Work instructions
Write out every entry exactly as it appears.

Records contained in a dataset
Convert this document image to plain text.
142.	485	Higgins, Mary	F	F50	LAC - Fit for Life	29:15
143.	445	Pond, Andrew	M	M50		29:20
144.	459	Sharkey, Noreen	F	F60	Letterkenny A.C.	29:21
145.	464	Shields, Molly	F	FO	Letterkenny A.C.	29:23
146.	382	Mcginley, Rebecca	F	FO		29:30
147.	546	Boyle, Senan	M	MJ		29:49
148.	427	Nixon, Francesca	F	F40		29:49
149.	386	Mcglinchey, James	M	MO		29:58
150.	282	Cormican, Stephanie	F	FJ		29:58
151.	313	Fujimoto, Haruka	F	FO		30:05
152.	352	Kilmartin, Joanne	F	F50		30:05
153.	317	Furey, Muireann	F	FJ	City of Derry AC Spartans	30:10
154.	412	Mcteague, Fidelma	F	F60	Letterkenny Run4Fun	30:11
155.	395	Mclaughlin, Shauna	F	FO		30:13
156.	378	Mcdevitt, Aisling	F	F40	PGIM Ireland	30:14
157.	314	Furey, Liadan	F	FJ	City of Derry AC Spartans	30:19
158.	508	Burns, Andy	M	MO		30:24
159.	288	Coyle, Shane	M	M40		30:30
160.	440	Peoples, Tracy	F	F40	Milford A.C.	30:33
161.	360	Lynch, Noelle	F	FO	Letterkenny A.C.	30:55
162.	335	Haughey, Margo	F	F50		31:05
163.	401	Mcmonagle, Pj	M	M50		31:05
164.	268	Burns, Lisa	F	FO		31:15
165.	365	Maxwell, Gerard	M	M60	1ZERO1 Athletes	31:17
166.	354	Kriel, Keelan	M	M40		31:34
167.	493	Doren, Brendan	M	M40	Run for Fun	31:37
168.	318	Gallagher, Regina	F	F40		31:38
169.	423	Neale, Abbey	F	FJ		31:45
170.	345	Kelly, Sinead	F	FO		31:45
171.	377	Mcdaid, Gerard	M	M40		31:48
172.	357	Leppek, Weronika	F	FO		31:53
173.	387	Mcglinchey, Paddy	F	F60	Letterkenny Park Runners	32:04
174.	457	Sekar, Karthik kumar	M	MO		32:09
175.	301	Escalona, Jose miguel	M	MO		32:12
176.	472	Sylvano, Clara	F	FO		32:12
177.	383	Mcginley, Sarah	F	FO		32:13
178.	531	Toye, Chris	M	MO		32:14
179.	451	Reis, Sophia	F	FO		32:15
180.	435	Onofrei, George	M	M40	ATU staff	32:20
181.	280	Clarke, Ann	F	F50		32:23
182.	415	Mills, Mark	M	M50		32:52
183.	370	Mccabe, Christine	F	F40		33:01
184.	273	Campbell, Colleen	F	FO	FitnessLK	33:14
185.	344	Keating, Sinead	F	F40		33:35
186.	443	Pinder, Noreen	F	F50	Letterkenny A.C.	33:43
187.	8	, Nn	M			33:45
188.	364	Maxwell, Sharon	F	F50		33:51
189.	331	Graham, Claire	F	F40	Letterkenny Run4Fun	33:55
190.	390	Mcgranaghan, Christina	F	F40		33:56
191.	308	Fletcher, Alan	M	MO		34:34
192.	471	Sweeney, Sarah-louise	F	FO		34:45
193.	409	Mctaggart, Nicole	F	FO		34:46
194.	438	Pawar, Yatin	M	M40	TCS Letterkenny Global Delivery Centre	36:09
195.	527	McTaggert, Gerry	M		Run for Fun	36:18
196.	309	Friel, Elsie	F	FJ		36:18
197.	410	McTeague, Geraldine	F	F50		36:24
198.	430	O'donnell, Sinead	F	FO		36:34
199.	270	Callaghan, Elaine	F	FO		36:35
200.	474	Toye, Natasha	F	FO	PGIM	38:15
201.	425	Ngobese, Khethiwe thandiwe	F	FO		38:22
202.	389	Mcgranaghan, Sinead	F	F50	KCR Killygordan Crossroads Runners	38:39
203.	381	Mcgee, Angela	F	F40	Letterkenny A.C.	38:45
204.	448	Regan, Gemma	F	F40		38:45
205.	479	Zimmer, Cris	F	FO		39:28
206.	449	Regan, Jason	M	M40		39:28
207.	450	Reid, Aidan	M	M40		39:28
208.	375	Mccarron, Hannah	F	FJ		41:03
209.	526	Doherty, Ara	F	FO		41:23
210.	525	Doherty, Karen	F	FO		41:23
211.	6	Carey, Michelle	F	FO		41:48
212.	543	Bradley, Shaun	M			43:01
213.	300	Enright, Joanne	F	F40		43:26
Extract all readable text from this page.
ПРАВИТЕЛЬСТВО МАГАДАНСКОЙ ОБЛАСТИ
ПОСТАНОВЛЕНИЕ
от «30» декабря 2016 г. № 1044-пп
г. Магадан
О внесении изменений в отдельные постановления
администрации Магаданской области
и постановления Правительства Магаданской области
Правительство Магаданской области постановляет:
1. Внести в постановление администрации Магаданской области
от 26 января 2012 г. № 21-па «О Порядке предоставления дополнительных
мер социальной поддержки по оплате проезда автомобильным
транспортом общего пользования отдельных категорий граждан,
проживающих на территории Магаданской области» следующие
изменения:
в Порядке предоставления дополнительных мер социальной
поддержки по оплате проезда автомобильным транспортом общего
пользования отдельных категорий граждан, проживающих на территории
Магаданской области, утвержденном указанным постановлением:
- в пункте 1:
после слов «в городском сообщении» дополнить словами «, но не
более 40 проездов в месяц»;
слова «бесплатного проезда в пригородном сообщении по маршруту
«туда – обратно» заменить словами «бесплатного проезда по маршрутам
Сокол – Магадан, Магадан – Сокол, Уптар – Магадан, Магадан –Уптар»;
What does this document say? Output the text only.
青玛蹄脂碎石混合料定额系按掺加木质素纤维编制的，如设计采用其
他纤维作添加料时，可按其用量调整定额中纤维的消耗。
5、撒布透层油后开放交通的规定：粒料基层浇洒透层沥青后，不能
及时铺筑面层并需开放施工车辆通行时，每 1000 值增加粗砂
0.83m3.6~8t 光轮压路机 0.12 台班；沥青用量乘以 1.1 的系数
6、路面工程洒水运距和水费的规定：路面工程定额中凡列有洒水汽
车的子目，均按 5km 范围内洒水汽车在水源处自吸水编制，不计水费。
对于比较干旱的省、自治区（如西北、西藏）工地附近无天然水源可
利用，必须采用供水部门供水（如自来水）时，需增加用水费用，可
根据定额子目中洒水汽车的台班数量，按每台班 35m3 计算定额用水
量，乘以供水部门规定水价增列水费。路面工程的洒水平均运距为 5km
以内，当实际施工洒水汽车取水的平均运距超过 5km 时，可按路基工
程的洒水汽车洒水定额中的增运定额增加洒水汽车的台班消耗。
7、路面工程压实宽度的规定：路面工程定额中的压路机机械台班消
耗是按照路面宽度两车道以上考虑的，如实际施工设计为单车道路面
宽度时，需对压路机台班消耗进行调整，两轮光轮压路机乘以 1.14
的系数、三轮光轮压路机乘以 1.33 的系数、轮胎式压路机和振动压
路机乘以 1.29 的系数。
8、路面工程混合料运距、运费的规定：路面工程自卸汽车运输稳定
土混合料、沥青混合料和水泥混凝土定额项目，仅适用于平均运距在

Full response
Convert this document image to plain text.
142.	485	Higgins, Mary	F	F50	LAC - Fit for Life	29:15
143.	445	Pond, Andrew	M	M50		29:20
144.	459	Sharkey, Noreen	F	F60	Letterkenny A.C.	29:21
145.	464	Shields, Molly	F	FO	Letterkenny A.C.	29:23
146.	382	Mcginley, Rebecca	F	FO		29:30
147.	546	Boyle, Senan	M	MJ		29:49
148.	427	Nixon, Francesca	F	F40		29:49
149.	386	Mcglinchey, James	M	MO		29:58
150.	282	Cormican, Stephanie	F	FJ		29:58
151.	313	Fujimoto, Haruka	F	FO		30:05
152.	352	Kilmartin, Joanne	F	F50		30:05
153.	317	Furey, Muireann	F	FJ	City of Derry AC Spartans	30:10
154.	412	Mcteague, Fidelma	F	F60	Letterkenny Run4Fun	30:11
155.	395	Mclaughlin, Shauna	F	FO		30:13
156.	378	Mcdevitt, Aisling	F	F40	PGIM Ireland	30:14
157.	314	Furey, Liadan	F	FJ	City of Derry AC Spartans	30:19
158.	508	Burns, Andy	M	MO		30:24
159.	288	Coyle, Shane	M	M40		30:30
160.	440	Peoples, Tracy	F	F40	Milford A.C.	30:33
161.	360	Lynch, Noelle	F	FO	Letterkenny A.C.	30:55
162.	335	Haughey, Margo	F	F50		31:05
163.	401	Mcmonagle, Pj	M	M50		31:05
164.	268	Burns, Lisa	F	FO		31:15
165.	365	Maxwell, Gerard	M	M60	1ZERO1 Athletes	31:17
166.	354	Kriel, Keelan	M	M40		31:34
167.	493	Doren, Brendan	M	M40	Run for Fun	31:37
168.	318	Gallagher, Regina	F	F40		31:38
169.	423	Neale, Abbey	F	FJ		31:45
170.	345	Kelly, Sinead	F	FO		31:45
171.	377	Mcdaid, Gerard	M	M40		31:48
172.	357	Leppek, Weronika	F	FO		31:53
173.	387	Mcglinchey, Paddy	F	F60	Letterkenny Park Runners	32:04
174.	457	Sekar, Karthik kumar	M	MO		32:09
175.	301	Escalona, Jose miguel	M	MO		32:12
176.	472	Sylvano, Clara	F	FO		32:12
177.	383	Mcginley, Sarah	F	FO		32:13
178.	531	Toye, Chris	M	MO		32:14
179.	451	Reis, Sophia	F	FO		32:15
180.	435	Onofrei, George	M	M40	ATU staff	32:20
181.	280	Clarke, Ann	F	F50		32:23
182.	415	Mills, Mark	M	M50		32:52
183.	370	Mccabe, Christine	F	F40		33:01
184.	273	Campbell, Colleen	F	FO	FitnessLK	33:14
185.	344	Keating, Sinead	F	F40		33:35
186.	443	Pinder, Noreen	F	F50	Letterkenny A.C.	33:43
187.	8	, Nn	M			33:45
188.	364	Maxwell, Sharon	F	F50		33:51
189.	331	Graham, Claire	F	F40	Letterkenny Run4Fun	33:55
190.	390	Mcgranaghan, Christina	F	F40		33:56
191.	308	Fletcher, Alan	M	MO		34:34
192.	471	Sweeney, Sarah-louise	F	FO		34:45
193.	409	Mctaggart, Nicole	F	FO		34:46
194.	438	Pawar, Yatin	M	M40	TCS Letterkenny Global Delivery Centre	36:09
195.	527	McTaggert, Gerry	M		Run for Fun	36:18
196.	309	Friel, Elsie	F	FJ		36:18
197.	410	McTeague, Geraldine	F	F50		36:24
198.	430	O'donnell, Sinead	F	FO		36:34
199.	270	Callaghan, Elaine	F	FO		36:35
200.	474	Toye, Natasha	F	FO	PGIM	38:15
201.	425	Ngobese, Khethiwe thandiwe	F	FO		38:22
202.	389	Mcgranaghan, Sinead	F	F50	KCR Killygordan Crossroads Runners	38:39
203.	381	Mcgee, Angela	F	F40	Letterkenny A.C.	38:45
204.	448	Regan, Gemma	F	F40		38:45
205.	479	Zimmer, Cris	F	FO		39:28
206.	449	Regan, Jason	M	M40		39:28
207.	450	Reid, Aidan	M	M40		39:28
208.	375	Mccarron, Hannah	F	FJ		41:03
209.	526	Doherty, Ara	F	FO		41:23
210.	525	Doherty, Karen	F	FO		41:23
211.	6	Carey, Michelle	F	FO		41:48
212.	543	Bradley, Shaun	M			43:01
213.	300	Enright, Joanne	F	F40		43:26
Extract all readable text from this page.
ПРАВИТЕЛЬСТВО МАГАДАНСКОЙ ОБЛАСТИ
ПОСТАНОВЛЕНИЕ
от «30» декабря 2016 г. № 1044-пп
г. Магадан
О внесении изменений в отдельные постановления
администрации Магаданской области
и постановления Правительства Магаданской области
Правительство Магаданской области постановляет:
1. Внести в постановление администрации Магаданской области
от 26 января 2012 г. № 21-па «О Порядке предоставления дополнительных
мер социальной поддержки по оплате проезда автомобильным
транспортом общего пользования отдельных категорий граждан,
проживающих на территории Магаданской области» следующие
изменения:
в Порядке предоставления дополнительных мер социальной
поддержки по оплате проезда автомобильным транспортом общего
пользования отдельных категорий граждан, проживающих на территории
Магаданской области, утвержденном указанным постановлением:
- в пункте 1:
после слов «в городском сообщении» дополнить словами «, но не
более 40 проездов в месяц»;
слова «бесплатного проезда в пригородном сообщении по маршруту
«туда – обратно» заменить словами «бесплатного проезда по маршрутам
Сокол – Магадан, Магадан – Сокол, Уптар – Магадан, Магадан –Уптар»;
What does this document say? Output the text only.
青玛蹄脂碎石混合料定额系按掺加木质素纤维编制的，如设计采用其
他纤维作添加料时，可按其用量调整定额中纤维的消耗。
5、撒布透层油后开放交通的规定：粒料基层浇洒透层沥青后，不能
及时铺筑面层并需开放施工车辆通行时，每 1000 值增加粗砂
0.83m3.6~8t 光轮压路机 0.12 台班；沥青用量乘以 1.1 的系数
6、路面工程洒水运距和水费的规定：路面工程定额中凡列有洒水汽
车的子目，均按 5km 范围内洒水汽车在水源处自吸水编制，不计水费。
对于比较干旱的省、自治区（如西北、西藏）工地附近无天然水源可
利用，必须采用供水部门供水（如自来水）时，需增加用水费用，可
根据定额子目中洒水汽车的台班数量，按每台班 35m3 计算定额用水
量，乘以供水部门规定水价增列水费。路面工程的洒水平均运距为 5km
以内，当实际施工洒水汽车取水的平均运距超过 5km 时，可按路基工
程的洒水汽车洒水定额中的增运定额增加洒水汽车的台班消耗。
7、路面工程压实宽度的规定：路面工程定额中的压路机机械台班消
耗是按照路面宽度两车道以上考虑的，如实际施工设计为单车道路面
宽度时，需对压路机台班消耗进行调整，两轮光轮压路机乘以 1.14
的系数、三轮光轮压路机乘以 1.33 的系数、轮胎式压路机和振动压
路机乘以 1.29 的系数。
8、路面工程混合料运距、运费的规定：路面工程自卸汽车运输稳定
土混合料、沥青混合料和水泥混凝土定额项目，仅适用于平均运距在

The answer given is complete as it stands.